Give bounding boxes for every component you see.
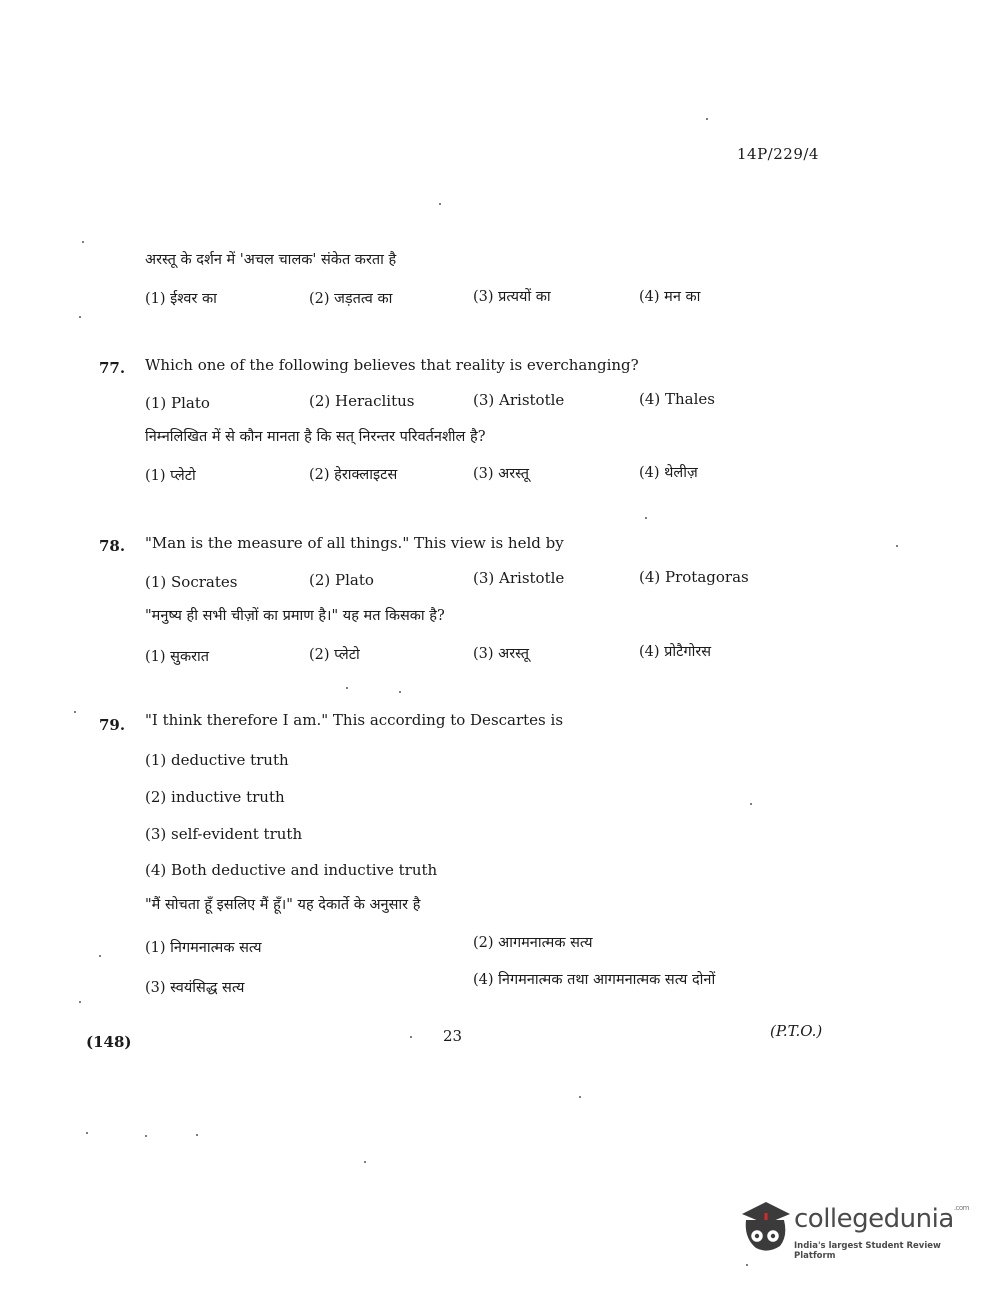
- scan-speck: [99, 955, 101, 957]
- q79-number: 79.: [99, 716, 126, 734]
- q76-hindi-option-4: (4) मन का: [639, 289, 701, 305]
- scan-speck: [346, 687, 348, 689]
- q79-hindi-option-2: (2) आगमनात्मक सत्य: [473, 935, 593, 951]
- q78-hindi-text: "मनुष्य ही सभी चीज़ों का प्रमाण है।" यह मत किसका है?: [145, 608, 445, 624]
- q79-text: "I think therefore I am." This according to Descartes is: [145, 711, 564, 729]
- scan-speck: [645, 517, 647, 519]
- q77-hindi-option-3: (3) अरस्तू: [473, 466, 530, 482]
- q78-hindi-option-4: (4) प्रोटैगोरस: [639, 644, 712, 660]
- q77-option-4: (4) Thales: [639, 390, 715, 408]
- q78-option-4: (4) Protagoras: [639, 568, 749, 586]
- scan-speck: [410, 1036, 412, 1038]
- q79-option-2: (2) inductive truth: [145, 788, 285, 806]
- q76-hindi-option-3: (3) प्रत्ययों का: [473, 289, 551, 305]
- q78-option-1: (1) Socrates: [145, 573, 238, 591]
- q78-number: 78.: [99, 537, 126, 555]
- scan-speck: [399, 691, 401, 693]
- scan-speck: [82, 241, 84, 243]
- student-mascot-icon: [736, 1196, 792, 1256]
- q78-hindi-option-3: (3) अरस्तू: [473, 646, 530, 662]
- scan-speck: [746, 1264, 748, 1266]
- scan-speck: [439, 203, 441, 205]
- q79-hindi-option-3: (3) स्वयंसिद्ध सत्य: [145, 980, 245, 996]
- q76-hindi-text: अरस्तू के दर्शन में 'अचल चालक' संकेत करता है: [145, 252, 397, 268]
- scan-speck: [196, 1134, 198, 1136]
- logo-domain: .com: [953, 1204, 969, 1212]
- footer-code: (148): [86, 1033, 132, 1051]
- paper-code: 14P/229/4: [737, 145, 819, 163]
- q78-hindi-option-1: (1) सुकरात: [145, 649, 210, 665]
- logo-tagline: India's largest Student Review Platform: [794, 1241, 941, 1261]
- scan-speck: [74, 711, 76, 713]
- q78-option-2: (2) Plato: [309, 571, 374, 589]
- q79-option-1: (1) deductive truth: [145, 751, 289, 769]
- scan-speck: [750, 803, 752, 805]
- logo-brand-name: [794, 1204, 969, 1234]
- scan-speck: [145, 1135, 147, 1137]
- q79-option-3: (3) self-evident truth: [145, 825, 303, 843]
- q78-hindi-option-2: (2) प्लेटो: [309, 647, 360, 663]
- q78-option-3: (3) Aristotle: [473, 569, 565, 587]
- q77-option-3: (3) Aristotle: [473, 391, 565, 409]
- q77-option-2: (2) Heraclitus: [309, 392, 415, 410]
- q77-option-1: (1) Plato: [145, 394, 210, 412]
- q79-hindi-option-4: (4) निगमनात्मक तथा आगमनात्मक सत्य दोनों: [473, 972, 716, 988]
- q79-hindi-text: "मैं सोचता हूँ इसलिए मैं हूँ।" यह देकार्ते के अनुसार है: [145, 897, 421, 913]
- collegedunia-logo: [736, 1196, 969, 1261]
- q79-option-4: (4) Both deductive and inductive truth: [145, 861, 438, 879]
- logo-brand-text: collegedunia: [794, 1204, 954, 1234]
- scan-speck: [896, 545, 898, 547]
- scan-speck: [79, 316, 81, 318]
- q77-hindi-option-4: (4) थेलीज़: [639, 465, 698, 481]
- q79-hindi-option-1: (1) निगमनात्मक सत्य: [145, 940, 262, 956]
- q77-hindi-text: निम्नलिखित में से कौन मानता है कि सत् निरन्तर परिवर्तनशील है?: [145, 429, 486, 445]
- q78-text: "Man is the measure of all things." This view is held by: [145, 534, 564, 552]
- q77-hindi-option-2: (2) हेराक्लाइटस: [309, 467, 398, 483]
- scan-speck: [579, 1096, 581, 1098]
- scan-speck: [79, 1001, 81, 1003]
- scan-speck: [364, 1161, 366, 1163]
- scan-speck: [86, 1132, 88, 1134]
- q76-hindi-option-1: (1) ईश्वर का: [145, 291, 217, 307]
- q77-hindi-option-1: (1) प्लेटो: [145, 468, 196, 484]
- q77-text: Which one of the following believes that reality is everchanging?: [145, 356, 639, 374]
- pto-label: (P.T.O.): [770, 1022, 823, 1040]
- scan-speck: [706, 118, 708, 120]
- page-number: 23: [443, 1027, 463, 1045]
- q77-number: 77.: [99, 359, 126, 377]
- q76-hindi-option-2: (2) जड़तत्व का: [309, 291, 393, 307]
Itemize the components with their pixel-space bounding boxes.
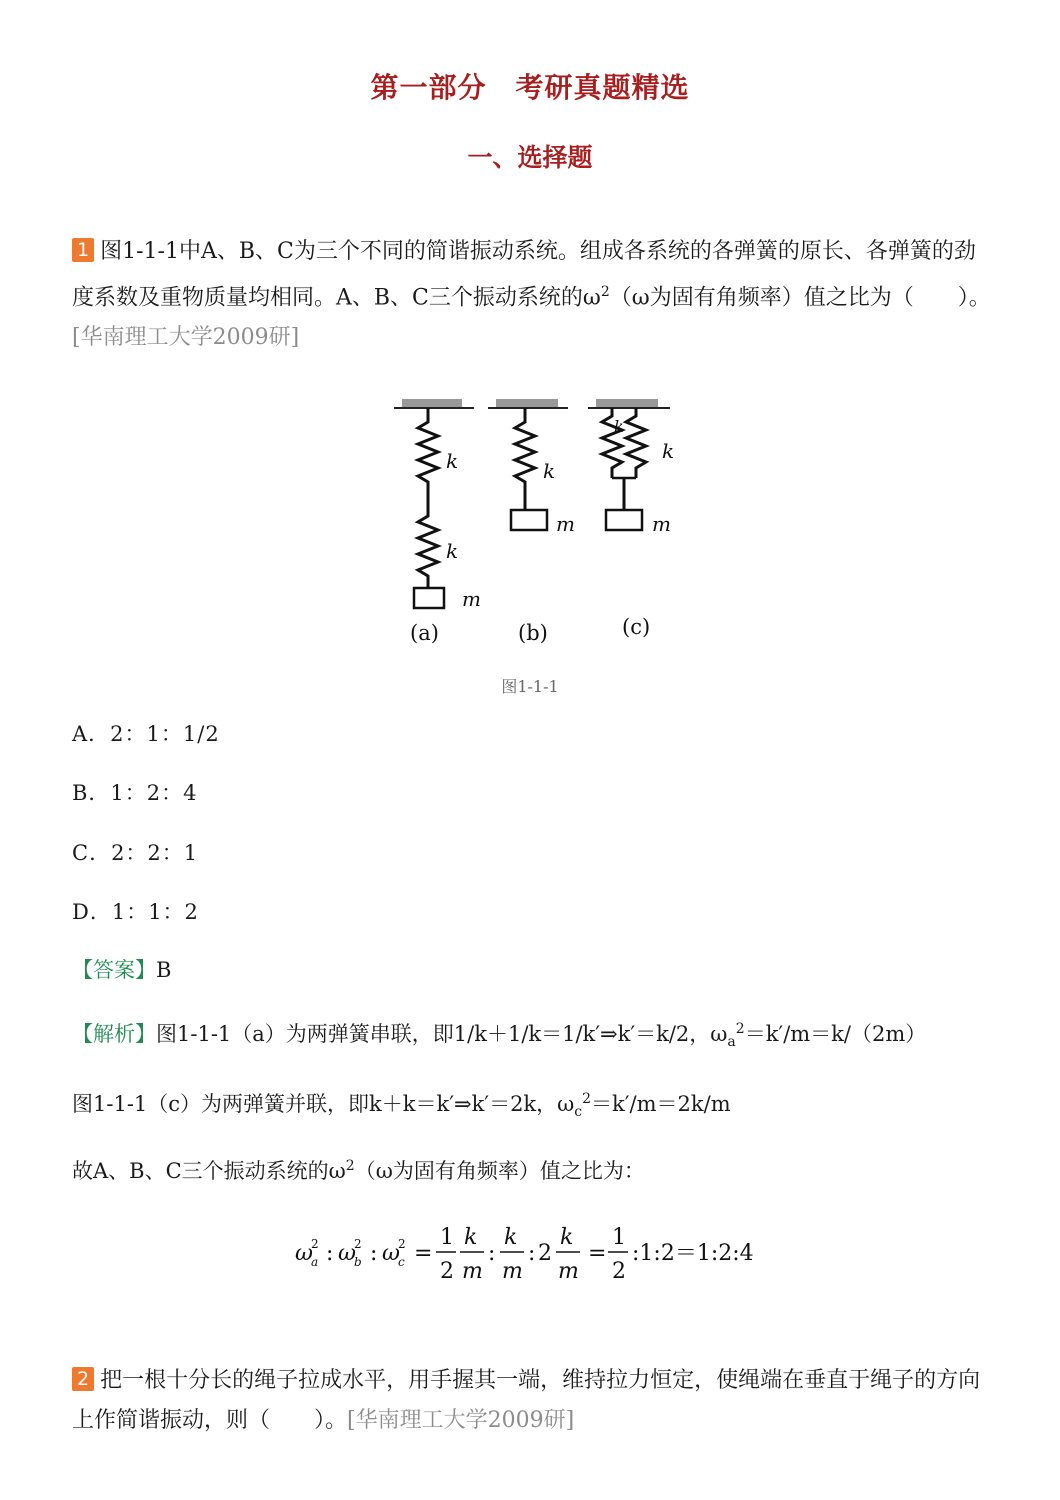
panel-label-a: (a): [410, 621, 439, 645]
◇ ◇ ◇ ◇
__WHAT YOU NEED TO DO__.
Copy out every one of the lines above word for word, leaving out the pictures.

__TASK RESULT__.
Give bounding boxes for every component you see.
- scan-speck: [99, 955, 101, 957]
- q79-number: 79.: [99, 716, 126, 734]
- q76-hindi-option-4: (4) मन का: [639, 289, 701, 305]
- scan-speck: [346, 687, 348, 689]
- q79-hindi-option-2: (2) आगमनात्मक सत्य: [473, 935, 593, 951]
- q78-hindi-text: "मनुष्य ही सभी चीज़ों का प्रमाण है।" यह मत किसका है?: [145, 608, 445, 624]
- q79-text: "I think therefore I am." This according to Descartes is: [145, 711, 564, 729]
- scan-speck: [645, 517, 647, 519]
- q77-hindi-option-3: (3) अरस्तू: [473, 466, 530, 482]
- q78-hindi-option-4: (4) प्रोटैगोरस: [639, 644, 712, 660]
- q77-option-4: (4) Thales: [639, 390, 715, 408]
- q78-option-4: (4) Protagoras: [639, 568, 749, 586]
- scan-speck: [410, 1036, 412, 1038]
- q79-option-2: (2) inductive truth: [145, 788, 285, 806]
- q76-hindi-option-3: (3) प्रत्ययों का: [473, 289, 551, 305]
- q78-option-1: (1) Socrates: [145, 573, 238, 591]
- q78-number: 78.: [99, 537, 126, 555]
- scan-speck: [399, 691, 401, 693]
- scan-speck: [82, 241, 84, 243]
- student-mascot-icon: [736, 1196, 792, 1256]
- q78-hindi-option-3: (3) अरस्तू: [473, 646, 530, 662]
- scan-speck: [746, 1264, 748, 1266]
- scan-speck: [439, 203, 441, 205]
- q79-hindi-option-3: (3) स्वयंसिद्ध सत्य: [145, 980, 245, 996]
- q76-hindi-text: अरस्तू के दर्शन में 'अचल चालक' संकेत करता है: [145, 252, 397, 268]
- scan-speck: [196, 1134, 198, 1136]
- logo-domain: .com: [953, 1204, 969, 1212]
- footer-code: (148): [86, 1033, 132, 1051]
- paper-code: 14P/229/4: [737, 145, 819, 163]
- q78-hindi-option-1: (1) सुकरात: [145, 649, 210, 665]
- logo-tagline: India's largest Student Review Platform: [794, 1241, 941, 1261]
- scan-speck: [74, 711, 76, 713]
- q78-option-2: (2) Plato: [309, 571, 374, 589]
- q79-option-1: (1) deductive truth: [145, 751, 289, 769]
- scan-speck: [750, 803, 752, 805]
- logo-brand-name: [794, 1204, 969, 1234]
- scan-speck: [145, 1135, 147, 1137]
- q79-option-3: (3) self-evident truth: [145, 825, 303, 843]
- q78-hindi-option-2: (2) प्लेटो: [309, 647, 360, 663]
- q78-option-3: (3) Aristotle: [473, 569, 565, 587]
- q77-option-3: (3) Aristotle: [473, 391, 565, 409]
- q77-option-2: (2) Heraclitus: [309, 392, 415, 410]
- q77-option-1: (1) Plato: [145, 394, 210, 412]
- q79-hindi-option-4: (4) निगमनात्मक तथा आगमनात्मक सत्य दोनों: [473, 972, 716, 988]
- q79-hindi-text: "मैं सोचता हूँ इसलिए मैं हूँ।" यह देकार्ते के अनुसार है: [145, 897, 421, 913]
- collegedunia-logo: [736, 1196, 969, 1261]
- q79-option-4: (4) Both deductive and inductive truth: [145, 861, 438, 879]
- logo-brand-text: collegedunia: [794, 1204, 954, 1234]
- scan-speck: [896, 545, 898, 547]
- scan-speck: [79, 316, 81, 318]
- q77-hindi-option-4: (4) थेलीज़: [639, 465, 698, 481]
- q79-hindi-option-1: (1) निगमनात्मक सत्य: [145, 940, 262, 956]
- q77-hindi-text: निम्नलिखित में से कौन मानता है कि सत् निरन्तर परिवर्तनशील है?: [145, 429, 486, 445]
- q78-text: "Man is the measure of all things." This view is held by: [145, 534, 564, 552]
- q77-hindi-option-2: (2) हेराक्लाइटस: [309, 467, 398, 483]
- scan-speck: [579, 1096, 581, 1098]
- scan-speck: [79, 1001, 81, 1003]
- scan-speck: [364, 1161, 366, 1163]
- scan-speck: [86, 1132, 88, 1134]
- q76-hindi-option-1: (1) ईश्वर का: [145, 291, 217, 307]
- q77-hindi-option-1: (1) प्लेटो: [145, 468, 196, 484]
- q77-text: Which one of the following believes that reality is everchanging?: [145, 356, 639, 374]
- pto-label: (P.T.O.): [770, 1022, 823, 1040]
- scan-speck: [706, 118, 708, 120]
- page-number: 23: [443, 1027, 463, 1045]
- q77-number: 77.: [99, 359, 126, 377]
- q76-hindi-option-2: (2) जड़तत्व का: [309, 291, 393, 307]
Itemize the components with their pixel-space bounding boxes.
panel-label-a: (a): [410, 621, 439, 645]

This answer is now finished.